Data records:
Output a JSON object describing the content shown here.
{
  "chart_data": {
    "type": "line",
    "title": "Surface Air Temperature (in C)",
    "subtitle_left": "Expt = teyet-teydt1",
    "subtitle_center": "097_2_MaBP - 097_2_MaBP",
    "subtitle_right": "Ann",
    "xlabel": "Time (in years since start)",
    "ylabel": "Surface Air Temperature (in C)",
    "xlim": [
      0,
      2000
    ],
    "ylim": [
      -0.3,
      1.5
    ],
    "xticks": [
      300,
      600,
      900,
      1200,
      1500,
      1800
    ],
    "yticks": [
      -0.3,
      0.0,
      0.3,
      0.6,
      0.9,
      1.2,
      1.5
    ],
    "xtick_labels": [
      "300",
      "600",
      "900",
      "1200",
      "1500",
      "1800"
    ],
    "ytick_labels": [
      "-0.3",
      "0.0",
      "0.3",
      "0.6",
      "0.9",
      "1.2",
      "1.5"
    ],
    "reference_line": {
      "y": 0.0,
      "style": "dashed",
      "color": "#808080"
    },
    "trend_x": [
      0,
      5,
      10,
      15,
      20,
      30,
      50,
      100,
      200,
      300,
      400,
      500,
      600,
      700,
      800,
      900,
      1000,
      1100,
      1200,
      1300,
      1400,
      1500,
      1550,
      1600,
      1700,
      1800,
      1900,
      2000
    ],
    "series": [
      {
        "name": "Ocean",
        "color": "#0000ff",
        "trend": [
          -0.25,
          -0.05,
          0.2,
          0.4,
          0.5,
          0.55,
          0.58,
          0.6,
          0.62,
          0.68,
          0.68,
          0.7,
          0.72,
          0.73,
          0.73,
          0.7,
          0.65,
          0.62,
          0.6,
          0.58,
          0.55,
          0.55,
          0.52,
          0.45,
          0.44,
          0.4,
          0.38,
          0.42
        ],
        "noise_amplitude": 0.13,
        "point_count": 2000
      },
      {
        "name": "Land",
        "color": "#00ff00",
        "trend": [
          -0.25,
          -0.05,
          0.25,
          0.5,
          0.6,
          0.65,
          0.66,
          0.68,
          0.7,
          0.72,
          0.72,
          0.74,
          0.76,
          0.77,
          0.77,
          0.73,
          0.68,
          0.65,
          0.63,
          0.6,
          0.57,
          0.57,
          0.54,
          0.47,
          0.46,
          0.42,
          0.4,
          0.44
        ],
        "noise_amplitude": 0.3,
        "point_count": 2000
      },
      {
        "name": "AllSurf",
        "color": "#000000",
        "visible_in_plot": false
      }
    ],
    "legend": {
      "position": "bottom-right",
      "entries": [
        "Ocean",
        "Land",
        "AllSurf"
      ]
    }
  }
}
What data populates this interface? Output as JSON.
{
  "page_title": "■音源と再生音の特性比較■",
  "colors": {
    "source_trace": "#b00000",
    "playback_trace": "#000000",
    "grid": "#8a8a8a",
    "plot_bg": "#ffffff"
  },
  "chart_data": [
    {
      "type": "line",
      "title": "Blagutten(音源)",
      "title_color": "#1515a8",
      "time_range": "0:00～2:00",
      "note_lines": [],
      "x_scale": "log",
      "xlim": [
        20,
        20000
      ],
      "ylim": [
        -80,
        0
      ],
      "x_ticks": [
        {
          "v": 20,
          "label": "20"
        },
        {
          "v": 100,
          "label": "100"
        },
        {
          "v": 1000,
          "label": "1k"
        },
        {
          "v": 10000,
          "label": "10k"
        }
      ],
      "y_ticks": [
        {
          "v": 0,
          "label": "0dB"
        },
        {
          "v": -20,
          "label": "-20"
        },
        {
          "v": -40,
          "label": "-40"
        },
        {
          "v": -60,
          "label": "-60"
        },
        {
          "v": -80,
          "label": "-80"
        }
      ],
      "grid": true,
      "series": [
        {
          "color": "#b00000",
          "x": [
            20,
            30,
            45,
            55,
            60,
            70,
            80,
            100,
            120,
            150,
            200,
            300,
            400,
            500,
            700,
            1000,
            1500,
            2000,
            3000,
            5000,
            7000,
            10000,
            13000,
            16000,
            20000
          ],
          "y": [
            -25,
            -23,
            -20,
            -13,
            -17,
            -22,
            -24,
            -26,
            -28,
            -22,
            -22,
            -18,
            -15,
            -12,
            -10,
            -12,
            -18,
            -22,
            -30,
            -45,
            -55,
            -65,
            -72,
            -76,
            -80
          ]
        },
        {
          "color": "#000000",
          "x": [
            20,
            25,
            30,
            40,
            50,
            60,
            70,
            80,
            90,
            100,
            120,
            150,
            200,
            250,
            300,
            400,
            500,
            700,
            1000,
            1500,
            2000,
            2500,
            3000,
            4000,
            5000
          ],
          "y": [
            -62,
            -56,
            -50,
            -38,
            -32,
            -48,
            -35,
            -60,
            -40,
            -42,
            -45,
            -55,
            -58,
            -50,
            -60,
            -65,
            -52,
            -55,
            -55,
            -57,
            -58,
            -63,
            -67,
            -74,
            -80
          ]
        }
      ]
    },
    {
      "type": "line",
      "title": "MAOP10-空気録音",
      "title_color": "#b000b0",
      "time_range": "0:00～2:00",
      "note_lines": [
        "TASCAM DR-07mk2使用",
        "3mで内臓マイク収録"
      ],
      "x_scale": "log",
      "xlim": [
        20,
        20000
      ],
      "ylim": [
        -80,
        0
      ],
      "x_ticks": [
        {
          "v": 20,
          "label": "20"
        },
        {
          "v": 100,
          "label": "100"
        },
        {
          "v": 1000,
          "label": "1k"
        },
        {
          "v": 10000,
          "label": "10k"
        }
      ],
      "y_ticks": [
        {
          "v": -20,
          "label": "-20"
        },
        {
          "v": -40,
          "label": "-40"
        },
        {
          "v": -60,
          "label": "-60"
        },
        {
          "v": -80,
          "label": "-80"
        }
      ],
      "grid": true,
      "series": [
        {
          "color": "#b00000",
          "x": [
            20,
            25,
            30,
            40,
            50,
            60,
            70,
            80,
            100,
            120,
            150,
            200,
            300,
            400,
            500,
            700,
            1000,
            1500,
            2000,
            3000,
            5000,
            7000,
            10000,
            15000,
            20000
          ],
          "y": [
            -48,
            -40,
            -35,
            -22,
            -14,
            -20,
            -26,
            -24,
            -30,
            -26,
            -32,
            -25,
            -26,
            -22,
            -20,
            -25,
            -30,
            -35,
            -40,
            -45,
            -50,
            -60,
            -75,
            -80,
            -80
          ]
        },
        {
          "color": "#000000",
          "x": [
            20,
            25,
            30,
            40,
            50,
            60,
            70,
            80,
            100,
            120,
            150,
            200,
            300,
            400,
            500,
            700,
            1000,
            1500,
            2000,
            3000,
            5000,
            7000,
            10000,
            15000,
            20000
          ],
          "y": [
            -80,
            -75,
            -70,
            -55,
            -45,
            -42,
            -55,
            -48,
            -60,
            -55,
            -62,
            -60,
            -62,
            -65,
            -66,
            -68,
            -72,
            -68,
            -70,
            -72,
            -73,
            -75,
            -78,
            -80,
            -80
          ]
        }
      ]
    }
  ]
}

**Aim of the task**
Extract the complete set of records unchanged.

**Full output**
Output a JSON object describing the content shown here.
{
  "chart_data": {
    "type": "line",
    "title": "Surface Air Temperature (in C)",
    "subtitle_left": "Expt = teyet-teydt1",
    "subtitle_center": "097_2_MaBP - 097_2_MaBP",
    "subtitle_right": "Ann",
    "xlabel": "Time (in years since start)",
    "ylabel": "Surface Air Temperature (in C)",
    "xlim": [
      0,
      2000
    ],
    "ylim": [
      -0.3,
      1.5
    ],
    "xticks": [
      300,
      600,
      900,
      1200,
      1500,
      1800
    ],
    "yticks": [
      -0.3,
      0.0,
      0.3,
      0.6,
      0.9,
      1.2,
      1.5
    ],
    "xtick_labels": [
      "300",
      "600",
      "900",
      "1200",
      "1500",
      "1800"
    ],
    "ytick_labels": [
      "-0.3",
      "0.0",
      "0.3",
      "0.6",
      "0.9",
      "1.2",
      "1.5"
    ],
    "reference_line": {
      "y": 0.0,
      "style": "dashed",
      "color": "#808080"
    },
    "trend_x": [
      0,
      5,
      10,
      15,
      20,
      30,
      50,
      100,
      200,
      300,
      400,
      500,
      600,
      700,
      800,
      900,
      1000,
      1100,
      1200,
      1300,
      1400,
      1500,
      1550,
      1600,
      1700,
      1800,
      1900,
      2000
    ],
    "series": [
      {
        "name": "Ocean",
        "color": "#0000ff",
        "trend": [
          -0.25,
          -0.05,
          0.2,
          0.4,
          0.5,
          0.55,
          0.58,
          0.6,
          0.62,
          0.68,
          0.68,
          0.7,
          0.72,
          0.73,
          0.73,
          0.7,
          0.65,
          0.62,
          0.6,
          0.58,
          0.55,
          0.55,
          0.52,
          0.45,
          0.44,
          0.4,
          0.38,
          0.42
        ],
        "noise_amplitude": 0.13,
        "point_count": 2000
      },
      {
        "name": "Land",
        "color": "#00ff00",
        "trend": [
          -0.25,
          -0.05,
          0.25,
          0.5,
          0.6,
          0.65,
          0.66,
          0.68,
          0.7,
          0.72,
          0.72,
          0.74,
          0.76,
          0.77,
          0.77,
          0.73,
          0.68,
          0.65,
          0.63,
          0.6,
          0.57,
          0.57,
          0.54,
          0.47,
          0.46,
          0.42,
          0.4,
          0.44
        ],
        "noise_amplitude": 0.3,
        "point_count": 2000
      },
      {
        "name": "AllSurf",
        "color": "#000000",
        "visible_in_plot": false
      }
    ],
    "legend": {
      "position": "bottom-right",
      "entries": [
        "Ocean",
        "Land",
        "AllSurf"
      ]
    }
  }
}
What data populates this interface? Output as JSON.
{
  "page_title": "■音源と再生音の特性比較■",
  "colors": {
    "source_trace": "#b00000",
    "playback_trace": "#000000",
    "grid": "#8a8a8a",
    "plot_bg": "#ffffff"
  },
  "chart_data": [
    {
      "type": "line",
      "title": "Blagutten(音源)",
      "title_color": "#1515a8",
      "time_range": "0:00～2:00",
      "note_lines": [],
      "x_scale": "log",
      "xlim": [
        20,
        20000
      ],
      "ylim": [
        -80,
        0
      ],
      "x_ticks": [
        {
          "v": 20,
          "label": "20"
        },
        {
          "v": 100,
          "label": "100"
        },
        {
          "v": 1000,
          "label": "1k"
        },
        {
          "v": 10000,
          "label": "10k"
        }
      ],
      "y_ticks": [
        {
          "v": 0,
          "label": "0dB"
        },
        {
          "v": -20,
          "label": "-20"
        },
        {
          "v": -40,
          "label": "-40"
        },
        {
          "v": -60,
          "label": "-60"
        },
        {
          "v": -80,
          "label": "-80"
        }
      ],
      "grid": true,
      "series": [
        {
          "color": "#b00000",
          "x": [
            20,
            30,
            45,
            55,
            60,
            70,
            80,
            100,
            120,
            150,
            200,
            300,
            400,
            500,
            700,
            1000,
            1500,
            2000,
            3000,
            5000,
            7000,
            10000,
            13000,
            16000,
            20000
          ],
          "y": [
            -25,
            -23,
            -20,
            -13,
            -17,
            -22,
            -24,
            -26,
            -28,
            -22,
            -22,
            -18,
            -15,
            -12,
            -10,
            -12,
            -18,
            -22,
            -30,
            -45,
            -55,
            -65,
            -72,
            -76,
            -80
          ]
        },
        {
          "color": "#000000",
          "x": [
            20,
            25,
            30,
            40,
            50,
            60,
            70,
            80,
            90,
            100,
            120,
            150,
            200,
            250,
            300,
            400,
            500,
            700,
            1000,
            1500,
            2000,
            2500,
            3000,
            4000,
            5000
          ],
          "y": [
            -62,
            -56,
            -50,
            -38,
            -32,
            -48,
            -35,
            -60,
            -40,
            -42,
            -45,
            -55,
            -58,
            -50,
            -60,
            -65,
            -52,
            -55,
            -55,
            -57,
            -58,
            -63,
            -67,
            -74,
            -80
          ]
        }
      ]
    },
    {
      "type": "line",
      "title": "MAOP10-空気録音",
      "title_color": "#b000b0",
      "time_range": "0:00～2:00",
      "note_lines": [
        "TASCAM DR-07mk2使用",
        "3mで内臓マイク収録"
      ],
      "x_scale": "log",
      "xlim": [
        20,
        20000
      ],
      "ylim": [
        -80,
        0
      ],
      "x_ticks": [
        {
          "v": 20,
          "label": "20"
        },
        {
          "v": 100,
          "label": "100"
        },
        {
          "v": 1000,
          "label": "1k"
        },
        {
          "v": 10000,
          "label": "10k"
        }
      ],
      "y_ticks": [
        {
          "v": -20,
          "label": "-20"
        },
        {
          "v": -40,
          "label": "-40"
        },
        {
          "v": -60,
          "label": "-60"
        },
        {
          "v": -80,
          "label": "-80"
        }
      ],
      "grid": true,
      "series": [
        {
          "color": "#b00000",
          "x": [
            20,
            25,
            30,
            40,
            50,
            60,
            70,
            80,
            100,
            120,
            150,
            200,
            300,
            400,
            500,
            700,
            1000,
            1500,
            2000,
            3000,
            5000,
            7000,
            10000,
            15000,
            20000
          ],
          "y": [
            -48,
            -40,
            -35,
            -22,
            -14,
            -20,
            -26,
            -24,
            -30,
            -26,
            -32,
            -25,
            -26,
            -22,
            -20,
            -25,
            -30,
            -35,
            -40,
            -45,
            -50,
            -60,
            -75,
            -80,
            -80
          ]
        },
        {
          "color": "#000000",
          "x": [
            20,
            25,
            30,
            40,
            50,
            60,
            70,
            80,
            100,
            120,
            150,
            200,
            300,
            400,
            500,
            700,
            1000,
            1500,
            2000,
            3000,
            5000,
            7000,
            10000,
            15000,
            20000
          ],
          "y": [
            -80,
            -75,
            -70,
            -55,
            -45,
            -42,
            -55,
            -48,
            -60,
            -55,
            -62,
            -60,
            -62,
            -65,
            -66,
            -68,
            -72,
            -68,
            -70,
            -72,
            -73,
            -75,
            -78,
            -80,
            -80
          ]
        }
      ]
    }
  ]
}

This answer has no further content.